— BEGIN MATERIAL —

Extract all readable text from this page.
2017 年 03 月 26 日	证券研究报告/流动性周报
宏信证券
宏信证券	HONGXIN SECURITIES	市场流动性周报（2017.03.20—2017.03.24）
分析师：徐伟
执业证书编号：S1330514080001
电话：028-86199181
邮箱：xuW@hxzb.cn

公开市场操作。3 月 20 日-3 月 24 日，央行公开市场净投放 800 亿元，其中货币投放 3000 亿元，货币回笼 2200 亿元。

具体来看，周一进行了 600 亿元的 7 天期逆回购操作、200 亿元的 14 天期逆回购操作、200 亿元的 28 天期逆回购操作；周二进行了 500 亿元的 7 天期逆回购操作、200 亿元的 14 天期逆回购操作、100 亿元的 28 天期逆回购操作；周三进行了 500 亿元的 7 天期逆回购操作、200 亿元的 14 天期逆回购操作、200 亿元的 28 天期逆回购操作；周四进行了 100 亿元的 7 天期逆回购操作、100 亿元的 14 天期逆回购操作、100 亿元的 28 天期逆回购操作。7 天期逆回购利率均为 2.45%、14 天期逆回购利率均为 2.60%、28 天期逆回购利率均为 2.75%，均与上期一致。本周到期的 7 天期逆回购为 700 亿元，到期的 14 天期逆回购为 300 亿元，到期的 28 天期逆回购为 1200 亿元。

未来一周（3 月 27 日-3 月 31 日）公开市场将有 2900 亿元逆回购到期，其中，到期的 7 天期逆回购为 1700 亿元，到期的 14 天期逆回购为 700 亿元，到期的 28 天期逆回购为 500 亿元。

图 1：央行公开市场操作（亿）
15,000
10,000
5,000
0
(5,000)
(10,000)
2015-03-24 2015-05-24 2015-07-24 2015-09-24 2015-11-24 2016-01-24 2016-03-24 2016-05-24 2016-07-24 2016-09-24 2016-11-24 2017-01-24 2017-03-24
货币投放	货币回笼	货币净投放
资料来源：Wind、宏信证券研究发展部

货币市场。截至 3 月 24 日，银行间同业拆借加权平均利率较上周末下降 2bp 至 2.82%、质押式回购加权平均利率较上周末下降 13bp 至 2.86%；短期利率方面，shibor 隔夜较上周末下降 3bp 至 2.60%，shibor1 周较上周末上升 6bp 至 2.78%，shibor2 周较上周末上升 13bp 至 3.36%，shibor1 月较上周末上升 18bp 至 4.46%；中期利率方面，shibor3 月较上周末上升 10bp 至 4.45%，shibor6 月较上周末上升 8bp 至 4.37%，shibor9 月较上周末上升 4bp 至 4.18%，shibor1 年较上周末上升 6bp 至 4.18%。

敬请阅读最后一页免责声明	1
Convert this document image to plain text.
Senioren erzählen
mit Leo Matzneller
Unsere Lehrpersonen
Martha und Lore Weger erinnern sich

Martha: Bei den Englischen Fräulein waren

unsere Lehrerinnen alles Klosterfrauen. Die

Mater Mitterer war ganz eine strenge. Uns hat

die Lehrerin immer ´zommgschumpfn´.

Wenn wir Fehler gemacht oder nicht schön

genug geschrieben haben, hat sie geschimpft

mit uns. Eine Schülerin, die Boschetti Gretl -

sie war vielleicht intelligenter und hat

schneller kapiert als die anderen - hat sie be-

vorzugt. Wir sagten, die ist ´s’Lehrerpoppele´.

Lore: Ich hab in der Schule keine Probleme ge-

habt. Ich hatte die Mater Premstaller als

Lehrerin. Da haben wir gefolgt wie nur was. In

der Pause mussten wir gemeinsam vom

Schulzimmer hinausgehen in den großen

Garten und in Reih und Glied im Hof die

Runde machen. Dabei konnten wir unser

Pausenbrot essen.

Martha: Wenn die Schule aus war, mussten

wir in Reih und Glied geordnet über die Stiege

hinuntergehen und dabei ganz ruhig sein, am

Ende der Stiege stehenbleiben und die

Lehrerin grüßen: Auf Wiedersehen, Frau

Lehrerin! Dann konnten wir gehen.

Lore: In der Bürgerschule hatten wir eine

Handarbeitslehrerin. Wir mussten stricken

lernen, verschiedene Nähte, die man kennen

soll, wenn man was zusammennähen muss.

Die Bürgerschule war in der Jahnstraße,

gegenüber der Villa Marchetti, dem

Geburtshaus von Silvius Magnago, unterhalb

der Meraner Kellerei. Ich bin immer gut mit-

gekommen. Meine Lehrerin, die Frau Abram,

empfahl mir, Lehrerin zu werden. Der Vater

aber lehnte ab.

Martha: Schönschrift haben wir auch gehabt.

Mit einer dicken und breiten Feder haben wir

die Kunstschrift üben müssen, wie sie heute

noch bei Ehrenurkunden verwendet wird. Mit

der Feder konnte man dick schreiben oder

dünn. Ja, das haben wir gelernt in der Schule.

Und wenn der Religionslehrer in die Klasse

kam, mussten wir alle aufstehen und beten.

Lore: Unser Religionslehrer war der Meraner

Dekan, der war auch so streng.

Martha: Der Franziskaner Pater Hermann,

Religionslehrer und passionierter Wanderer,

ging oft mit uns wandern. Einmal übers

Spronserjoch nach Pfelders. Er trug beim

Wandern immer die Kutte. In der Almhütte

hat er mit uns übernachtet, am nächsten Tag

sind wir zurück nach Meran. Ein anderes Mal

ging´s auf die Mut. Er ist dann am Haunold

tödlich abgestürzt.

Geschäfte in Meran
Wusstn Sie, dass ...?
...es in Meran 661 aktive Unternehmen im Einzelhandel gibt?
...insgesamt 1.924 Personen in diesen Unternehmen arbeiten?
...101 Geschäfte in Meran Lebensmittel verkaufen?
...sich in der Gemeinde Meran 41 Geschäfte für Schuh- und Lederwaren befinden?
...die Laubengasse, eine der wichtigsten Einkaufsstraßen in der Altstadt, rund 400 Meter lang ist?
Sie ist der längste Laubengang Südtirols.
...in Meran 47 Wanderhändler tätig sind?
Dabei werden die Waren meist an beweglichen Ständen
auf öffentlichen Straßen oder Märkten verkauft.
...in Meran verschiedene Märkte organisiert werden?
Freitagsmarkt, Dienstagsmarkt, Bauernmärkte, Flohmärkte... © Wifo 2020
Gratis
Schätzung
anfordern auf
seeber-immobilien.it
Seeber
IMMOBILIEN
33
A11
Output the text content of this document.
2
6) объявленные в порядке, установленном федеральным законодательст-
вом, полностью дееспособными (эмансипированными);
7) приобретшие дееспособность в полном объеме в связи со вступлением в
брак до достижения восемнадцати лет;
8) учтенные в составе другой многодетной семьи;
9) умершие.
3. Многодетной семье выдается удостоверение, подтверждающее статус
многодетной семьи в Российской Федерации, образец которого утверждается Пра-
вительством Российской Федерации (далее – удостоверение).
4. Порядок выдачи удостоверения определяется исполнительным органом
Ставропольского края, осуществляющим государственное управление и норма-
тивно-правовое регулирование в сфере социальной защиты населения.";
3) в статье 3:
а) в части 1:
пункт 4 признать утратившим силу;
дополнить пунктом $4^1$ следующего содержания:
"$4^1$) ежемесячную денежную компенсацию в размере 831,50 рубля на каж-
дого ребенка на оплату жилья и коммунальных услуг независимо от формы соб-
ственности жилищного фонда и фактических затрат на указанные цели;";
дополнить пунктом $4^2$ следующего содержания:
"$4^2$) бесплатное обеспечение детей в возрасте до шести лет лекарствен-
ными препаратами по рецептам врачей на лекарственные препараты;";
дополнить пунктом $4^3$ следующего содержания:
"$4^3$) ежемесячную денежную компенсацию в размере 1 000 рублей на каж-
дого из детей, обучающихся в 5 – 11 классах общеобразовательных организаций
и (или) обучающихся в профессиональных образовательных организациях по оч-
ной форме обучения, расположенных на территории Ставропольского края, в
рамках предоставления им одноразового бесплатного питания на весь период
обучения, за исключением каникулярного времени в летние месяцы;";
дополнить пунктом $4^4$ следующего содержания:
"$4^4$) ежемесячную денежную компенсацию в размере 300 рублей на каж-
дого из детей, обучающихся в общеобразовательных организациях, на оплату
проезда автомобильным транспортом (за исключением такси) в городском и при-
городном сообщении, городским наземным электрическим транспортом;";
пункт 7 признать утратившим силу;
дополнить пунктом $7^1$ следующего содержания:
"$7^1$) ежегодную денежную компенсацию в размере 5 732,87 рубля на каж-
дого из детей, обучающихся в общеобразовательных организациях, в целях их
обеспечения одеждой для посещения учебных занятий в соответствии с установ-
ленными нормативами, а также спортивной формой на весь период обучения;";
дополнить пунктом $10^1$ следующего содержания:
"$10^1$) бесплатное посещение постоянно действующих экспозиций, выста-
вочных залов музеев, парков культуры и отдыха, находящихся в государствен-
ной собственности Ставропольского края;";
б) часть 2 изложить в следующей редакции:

— END MATERIAL —

• **WRITTEN INSTRUCTION**
Only lines with "sich" are wanted here; list each of them.

• **RESPONSE TO THIS EXERCISE**
Martha und Lore Weger erinnern sich
...sich in der Gemeinde Meran 41 Geschäfte für Schuh- und Lederwaren befinden?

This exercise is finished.